-- Begin --

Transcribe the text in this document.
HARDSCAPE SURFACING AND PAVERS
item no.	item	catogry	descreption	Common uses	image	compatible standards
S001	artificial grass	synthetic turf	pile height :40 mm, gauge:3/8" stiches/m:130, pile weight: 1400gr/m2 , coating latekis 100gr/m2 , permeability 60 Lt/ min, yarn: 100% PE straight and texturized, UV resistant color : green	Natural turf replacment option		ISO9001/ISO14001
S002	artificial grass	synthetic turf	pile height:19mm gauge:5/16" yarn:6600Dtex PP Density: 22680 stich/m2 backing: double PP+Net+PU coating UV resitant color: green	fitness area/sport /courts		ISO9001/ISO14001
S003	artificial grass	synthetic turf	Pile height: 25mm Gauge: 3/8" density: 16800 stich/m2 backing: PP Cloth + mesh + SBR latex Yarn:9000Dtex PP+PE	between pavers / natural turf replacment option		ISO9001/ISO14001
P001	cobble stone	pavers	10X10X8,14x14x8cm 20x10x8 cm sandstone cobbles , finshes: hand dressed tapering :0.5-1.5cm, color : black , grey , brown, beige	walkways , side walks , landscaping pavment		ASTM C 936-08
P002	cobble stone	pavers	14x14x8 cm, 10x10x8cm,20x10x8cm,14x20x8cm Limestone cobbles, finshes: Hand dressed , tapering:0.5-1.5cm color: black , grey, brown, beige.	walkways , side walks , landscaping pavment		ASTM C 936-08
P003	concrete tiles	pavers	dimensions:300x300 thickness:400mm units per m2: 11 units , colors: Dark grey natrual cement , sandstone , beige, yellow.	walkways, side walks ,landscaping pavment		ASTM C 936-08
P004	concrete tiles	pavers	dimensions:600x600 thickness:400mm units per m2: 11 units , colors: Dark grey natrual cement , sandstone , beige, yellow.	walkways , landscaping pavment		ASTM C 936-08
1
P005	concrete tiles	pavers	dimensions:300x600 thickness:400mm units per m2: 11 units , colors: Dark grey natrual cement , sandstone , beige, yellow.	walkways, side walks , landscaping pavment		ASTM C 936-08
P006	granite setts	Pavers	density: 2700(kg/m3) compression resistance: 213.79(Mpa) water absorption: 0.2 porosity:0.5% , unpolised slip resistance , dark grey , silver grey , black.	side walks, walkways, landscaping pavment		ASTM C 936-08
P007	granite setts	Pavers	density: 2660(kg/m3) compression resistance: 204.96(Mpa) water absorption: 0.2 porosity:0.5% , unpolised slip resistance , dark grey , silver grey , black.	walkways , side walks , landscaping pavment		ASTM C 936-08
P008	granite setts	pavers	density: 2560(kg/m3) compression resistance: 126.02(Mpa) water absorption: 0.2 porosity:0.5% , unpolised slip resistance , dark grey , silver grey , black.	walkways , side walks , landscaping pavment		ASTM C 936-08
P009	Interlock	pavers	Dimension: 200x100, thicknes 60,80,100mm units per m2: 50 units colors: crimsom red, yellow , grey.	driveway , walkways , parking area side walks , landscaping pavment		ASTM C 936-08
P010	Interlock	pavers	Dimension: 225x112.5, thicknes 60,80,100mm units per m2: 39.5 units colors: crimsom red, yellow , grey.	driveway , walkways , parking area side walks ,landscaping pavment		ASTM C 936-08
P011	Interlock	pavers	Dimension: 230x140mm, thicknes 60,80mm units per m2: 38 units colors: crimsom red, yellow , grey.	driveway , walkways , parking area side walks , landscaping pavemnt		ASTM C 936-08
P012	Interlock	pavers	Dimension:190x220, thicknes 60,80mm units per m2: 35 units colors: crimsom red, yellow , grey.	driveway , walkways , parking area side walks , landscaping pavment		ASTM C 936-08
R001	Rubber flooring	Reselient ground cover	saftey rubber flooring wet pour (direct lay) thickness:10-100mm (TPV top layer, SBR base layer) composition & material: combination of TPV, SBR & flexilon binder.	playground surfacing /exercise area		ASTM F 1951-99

-- End --

Problem
The listing above should be transcribed in full, exactly as written.

Exercise response
Transcribe the text in this document.
HARDSCAPE SURFACING AND PAVERS
item no.	item	catogry	descreption	Common uses	image	compatible standards
S001	artificial grass	synthetic turf	pile height :40 mm, gauge:3/8" stiches/m:130, pile weight: 1400gr/m2 , coating latekis 100gr/m2 , permeability 60 Lt/ min, yarn: 100% PE straight and texturized, UV resistant color : green	Natural turf replacment option		ISO9001/ISO14001
S002	artificial grass	synthetic turf	pile height:19mm gauge:5/16" yarn:6600Dtex PP Density: 22680 stich/m2 backing: double PP+Net+PU coating UV resitant color: green	fitness area/sport /courts		ISO9001/ISO14001
S003	artificial grass	synthetic turf	Pile height: 25mm Gauge: 3/8" density: 16800 stich/m2 backing: PP Cloth + mesh + SBR latex Yarn:9000Dtex PP+PE	between pavers / natural turf replacment option		ISO9001/ISO14001
P001	cobble stone	pavers	10X10X8,14x14x8cm 20x10x8 cm sandstone cobbles , finshes: hand dressed tapering :0.5-1.5cm, color : black , grey , brown, beige	walkways , side walks , landscaping pavment		ASTM C 936-08
P002	cobble stone	pavers	14x14x8 cm, 10x10x8cm,20x10x8cm,14x20x8cm Limestone cobbles, finshes: Hand dressed , tapering:0.5-1.5cm color: black , grey, brown, beige.	walkways , side walks , landscaping pavment		ASTM C 936-08
P003	concrete tiles	pavers	dimensions:300x300 thickness:400mm units per m2: 11 units , colors: Dark grey natrual cement , sandstone , beige, yellow.	walkways, side walks ,landscaping pavment		ASTM C 936-08
P004	concrete tiles	pavers	dimensions:600x600 thickness:400mm units per m2: 11 units , colors: Dark grey natrual cement , sandstone , beige, yellow.	walkways , landscaping pavment		ASTM C 936-08
1
P005	concrete tiles	pavers	dimensions:300x600 thickness:400mm units per m2: 11 units , colors: Dark grey natrual cement , sandstone , beige, yellow.	walkways, side walks , landscaping pavment		ASTM C 936-08
P006	granite setts	Pavers	density: 2700(kg/m3) compression resistance: 213.79(Mpa) water absorption: 0.2 porosity:0.5% , unpolised slip resistance , dark grey , silver grey , black.	side walks, walkways, landscaping pavment		ASTM C 936-08
P007	granite setts	Pavers	density: 2660(kg/m3) compression resistance: 204.96(Mpa) water absorption: 0.2 porosity:0.5% , unpolised slip resistance , dark grey , silver grey , black.	walkways , side walks , landscaping pavment		ASTM C 936-08
P008	granite setts	pavers	density: 2560(kg/m3) compression resistance: 126.02(Mpa) water absorption: 0.2 porosity:0.5% , unpolised slip resistance , dark grey , silver grey , black.	walkways , side walks , landscaping pavment		ASTM C 936-08
P009	Interlock	pavers	Dimension: 200x100, thicknes 60,80,100mm units per m2: 50 units colors: crimsom red, yellow , grey.	driveway , walkways , parking area side walks , landscaping pavment		ASTM C 936-08
P010	Interlock	pavers	Dimension: 225x112.5, thicknes 60,80,100mm units per m2: 39.5 units colors: crimsom red, yellow , grey.	driveway , walkways , parking area side walks ,landscaping pavment		ASTM C 936-08
P011	Interlock	pavers	Dimension: 230x140mm, thicknes 60,80mm units per m2: 38 units colors: crimsom red, yellow , grey.	driveway , walkways , parking area side walks , landscaping pavemnt		ASTM C 936-08
P012	Interlock	pavers	Dimension:190x220, thicknes 60,80mm units per m2: 35 units colors: crimsom red, yellow , grey.	driveway , walkways , parking area side walks , landscaping pavment		ASTM C 936-08
R001	Rubber flooring	Reselient ground cover	saftey rubber flooring wet pour (direct lay) thickness:10-100mm (TPV top layer, SBR base layer) composition & material: combination of TPV, SBR & flexilon binder.	playground surfacing /exercise area		ASTM F 1951-99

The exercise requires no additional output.